To do ::
Could you write out every record below exactly, leaving out any pictures?

Dataset ::
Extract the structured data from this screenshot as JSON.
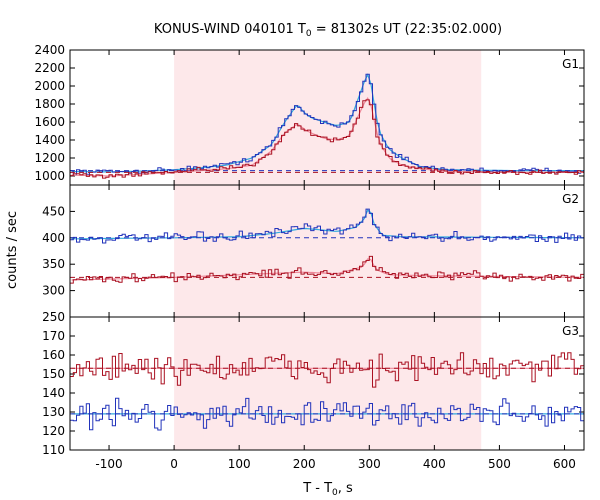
{
  "chart_data": {
    "type": "line",
    "title": "KONUS-WIND 040101 T",
    "title_sub": "0",
    "title_rest": " = 81302s UT (22:35:02.000)",
    "xlabel": "T - T",
    "xlabel_sub": "0",
    "xlabel_rest": ", s",
    "ylabel": "counts / sec",
    "xlim": [
      -160,
      630
    ],
    "xticks": [
      -100,
      0,
      100,
      200,
      300,
      400,
      500,
      600
    ],
    "highlight_interval": [
      0,
      472
    ],
    "grid": false,
    "colors": {
      "upper": "#2233bb",
      "upper_fit": "#33aadd",
      "lower": "#aa1122",
      "lower_fit": "#ee8899",
      "highlight": "#fde8ea"
    },
    "panels": [
      {
        "label": "G1",
        "ylim": [
          900,
          2400
        ],
        "yticks": [
          1000,
          1200,
          1400,
          1600,
          1800,
          2000,
          2200,
          2400
        ],
        "series": [
          {
            "role": "upper",
            "baseline": 1060,
            "noise": 20,
            "x": [
              -160,
              -100,
              -50,
              0,
              40,
              80,
              120,
              150,
              170,
              190,
              200,
              210,
              230,
              250,
              270,
              285,
              295,
              300,
              305,
              315,
              330,
              350,
              380,
              420,
              470,
              520,
              630
            ],
            "y": [
              1050,
              1045,
              1055,
              1070,
              1090,
              1120,
              1200,
              1350,
              1600,
              1800,
              1700,
              1650,
              1600,
              1560,
              1600,
              1900,
              2100,
              2150,
              1900,
              1500,
              1300,
              1200,
              1100,
              1070,
              1065,
              1060,
              1060
            ]
          },
          {
            "role": "lower",
            "baseline": 1040,
            "noise": 20,
            "x": [
              -160,
              -100,
              -50,
              0,
              40,
              80,
              120,
              150,
              170,
              190,
              200,
              210,
              230,
              250,
              270,
              285,
              295,
              300,
              305,
              315,
              330,
              350,
              380,
              420,
              470,
              520,
              630
            ],
            "y": [
              1010,
              1000,
              1020,
              1040,
              1060,
              1080,
              1120,
              1280,
              1480,
              1580,
              1520,
              1480,
              1420,
              1400,
              1450,
              1700,
              1850,
              1880,
              1700,
              1380,
              1200,
              1120,
              1080,
              1050,
              1045,
              1040,
              1040
            ]
          }
        ]
      },
      {
        "label": "G2",
        "ylim": [
          250,
          500
        ],
        "yticks": [
          250,
          300,
          350,
          400,
          450
        ],
        "series": [
          {
            "role": "upper",
            "baseline": 400,
            "noise": 6,
            "x": [
              -160,
              0,
              100,
              150,
              200,
              250,
              280,
              295,
              300,
              305,
              320,
              350,
              630
            ],
            "y": [
              398,
              400,
              402,
              408,
              418,
              412,
              420,
              440,
              465,
              430,
              405,
              402,
              400
            ]
          },
          {
            "role": "lower",
            "baseline": 325,
            "noise": 6,
            "x": [
              -160,
              0,
              100,
              200,
              250,
              290,
              300,
              310,
              330,
              400,
              630
            ],
            "y": [
              320,
              325,
              330,
              335,
              332,
              345,
              365,
              340,
              330,
              328,
              325
            ]
          }
        ]
      },
      {
        "label": "G3",
        "ylim": [
          110,
          180
        ],
        "yticks": [
          110,
          120,
          130,
          140,
          150,
          160,
          170
        ],
        "series": [
          {
            "role": "upper",
            "baseline": 129,
            "noise": 5,
            "x": [
              -160,
              630
            ],
            "y": [
              129,
              129
            ]
          },
          {
            "role": "lower",
            "baseline": 153,
            "noise": 6,
            "x": [
              -160,
              630
            ],
            "y": [
              153,
              153
            ]
          }
        ]
      }
    ]
  }
}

Result ::
Extract the structured data from this screenshot as JSON.
{
  "chart_data": {
    "type": "line",
    "title": "KONUS-WIND 040101 T",
    "title_sub": "0",
    "title_rest": " = 81302s UT (22:35:02.000)",
    "xlabel": "T - T",
    "xlabel_sub": "0",
    "xlabel_rest": ", s",
    "ylabel": "counts / sec",
    "xlim": [
      -160,
      630
    ],
    "xticks": [
      -100,
      0,
      100,
      200,
      300,
      400,
      500,
      600
    ],
    "highlight_interval": [
      0,
      472
    ],
    "grid": false,
    "colors": {
      "upper": "#2233bb",
      "upper_fit": "#33aadd",
      "lower": "#aa1122",
      "lower_fit": "#ee8899",
      "highlight": "#fde8ea"
    },
    "panels": [
      {
        "label": "G1",
        "ylim": [
          900,
          2400
        ],
        "yticks": [
          1000,
          1200,
          1400,
          1600,
          1800,
          2000,
          2200,
          2400
        ],
        "series": [
          {
            "role": "upper",
            "baseline": 1060,
            "noise": 20,
            "x": [
              -160,
              -100,
              -50,
              0,
              40,
              80,
              120,
              150,
              170,
              190,
              200,
              210,
              230,
              250,
              270,
              285,
              295,
              300,
              305,
              315,
              330,
              350,
              380,
              420,
              470,
              520,
              630
            ],
            "y": [
              1050,
              1045,
              1055,
              1070,
              1090,
              1120,
              1200,
              1350,
              1600,
              1800,
              1700,
              1650,
              1600,
              1560,
              1600,
              1900,
              2100,
              2150,
              1900,
              1500,
              1300,
              1200,
              1100,
              1070,
              1065,
              1060,
              1060
            ]
          },
          {
            "role": "lower",
            "baseline": 1040,
            "noise": 20,
            "x": [
              -160,
              -100,
              -50,
              0,
              40,
              80,
              120,
              150,
              170,
              190,
              200,
              210,
              230,
              250,
              270,
              285,
              295,
              300,
              305,
              315,
              330,
              350,
              380,
              420,
              470,
              520,
              630
            ],
            "y": [
              1010,
              1000,
              1020,
              1040,
              1060,
              1080,
              1120,
              1280,
              1480,
              1580,
              1520,
              1480,
              1420,
              1400,
              1450,
              1700,
              1850,
              1880,
              1700,
              1380,
              1200,
              1120,
              1080,
              1050,
              1045,
              1040,
              1040
            ]
          }
        ]
      },
      {
        "label": "G2",
        "ylim": [
          250,
          500
        ],
        "yticks": [
          250,
          300,
          350,
          400,
          450
        ],
        "series": [
          {
            "role": "upper",
            "baseline": 400,
            "noise": 6,
            "x": [
              -160,
              0,
              100,
              150,
              200,
              250,
              280,
              295,
              300,
              305,
              320,
              350,
              630
            ],
            "y": [
              398,
              400,
              402,
              408,
              418,
              412,
              420,
              440,
              465,
              430,
              405,
              402,
              400
            ]
          },
          {
            "role": "lower",
            "baseline": 325,
            "noise": 6,
            "x": [
              -160,
              0,
              100,
              200,
              250,
              290,
              300,
              310,
              330,
              400,
              630
            ],
            "y": [
              320,
              325,
              330,
              335,
              332,
              345,
              365,
              340,
              330,
              328,
              325
            ]
          }
        ]
      },
      {
        "label": "G3",
        "ylim": [
          110,
          180
        ],
        "yticks": [
          110,
          120,
          130,
          140,
          150,
          160,
          170
        ],
        "series": [
          {
            "role": "upper",
            "baseline": 129,
            "noise": 5,
            "x": [
              -160,
              630
            ],
            "y": [
              129,
              129
            ]
          },
          {
            "role": "lower",
            "baseline": 153,
            "noise": 6,
            "x": [
              -160,
              630
            ],
            "y": [
              153,
              153
            ]
          }
        ]
      }
    ]
  }
}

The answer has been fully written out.